▶ _Exercise description_:
Every record that follows must be duplicated exactly, with images left out.

(Saved entries)

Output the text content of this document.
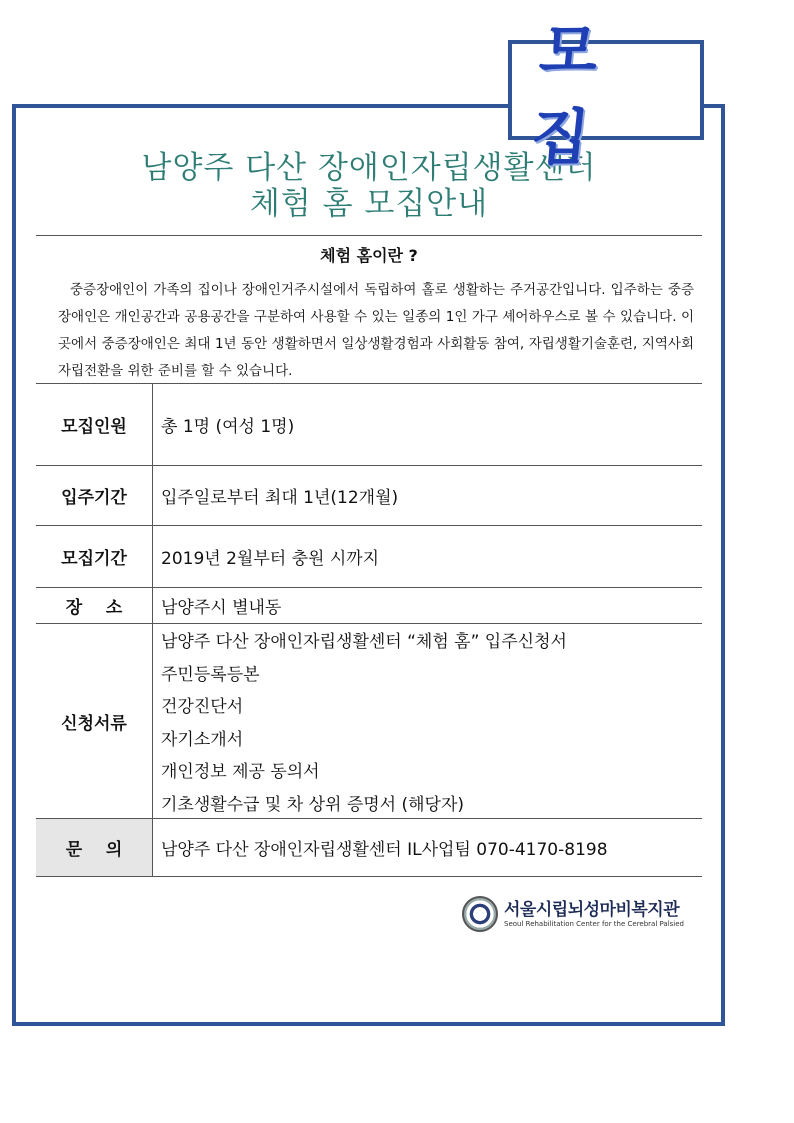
모 집
남양주 다산 장애인자립생활센터
체험 홈 모집안내
체험 홈이란 ?

중증장애인이 가족의 집이나 장애인거주시설에서 독립하여 홀로 생활하는 주거공간입니다. 입주하는 중증장애인은 개인공간과 공용공간을 구분하여 사용할 수 있는 일종의 1인 가구 셰어하우스로 볼 수 있습니다. 이곳에서 중증장애인은 최대 1년 동안 생활하면서 일상생활경험과 사회활동 참여, 자립생활기술훈련, 지역사회 자립전환을 위한 준비를 할 수 있습니다.

모집인원	총 1명 (여성 1명)
입주기간	입주일로부터 최대 1년(12개월)
모집기간	2019년 2월부터 충원 시까지
장    소	남양주시 별내동
신청서류
남양주 다산 장애인자립생활센터 “체험 홈” 입주신청서
주민등록등본
건강진단서
자기소개서
개인정보 제공 동의서
기초생활수급 및 차 상위 증명서 (해당자)
문    의	남양주 다산 장애인자립생활센터 IL사업팀 070-4170-8198
서울시립뇌성마비복지관
Seoul Rehabilitation Center for the Cerebral Palsied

▶ _Reply_:
Output the text content of this document.
모 집
남양주 다산 장애인자립생활센터
체험 홈 모집안내
체험 홈이란 ?

중증장애인이 가족의 집이나 장애인거주시설에서 독립하여 홀로 생활하는 주거공간입니다. 입주하는 중증장애인은 개인공간과 공용공간을 구분하여 사용할 수 있는 일종의 1인 가구 셰어하우스로 볼 수 있습니다. 이곳에서 중증장애인은 최대 1년 동안 생활하면서 일상생활경험과 사회활동 참여, 자립생활기술훈련, 지역사회 자립전환을 위한 준비를 할 수 있습니다.

모집인원	총 1명 (여성 1명)
입주기간	입주일로부터 최대 1년(12개월)
모집기간	2019년 2월부터 충원 시까지
장    소	남양주시 별내동
신청서류
남양주 다산 장애인자립생활센터 “체험 홈” 입주신청서
주민등록등본
건강진단서
자기소개서
개인정보 제공 동의서
기초생활수급 및 차 상위 증명서 (해당자)
문    의	남양주 다산 장애인자립생활센터 IL사업팀 070-4170-8198
서울시립뇌성마비복지관
Seoul Rehabilitation Center for the Cerebral Palsied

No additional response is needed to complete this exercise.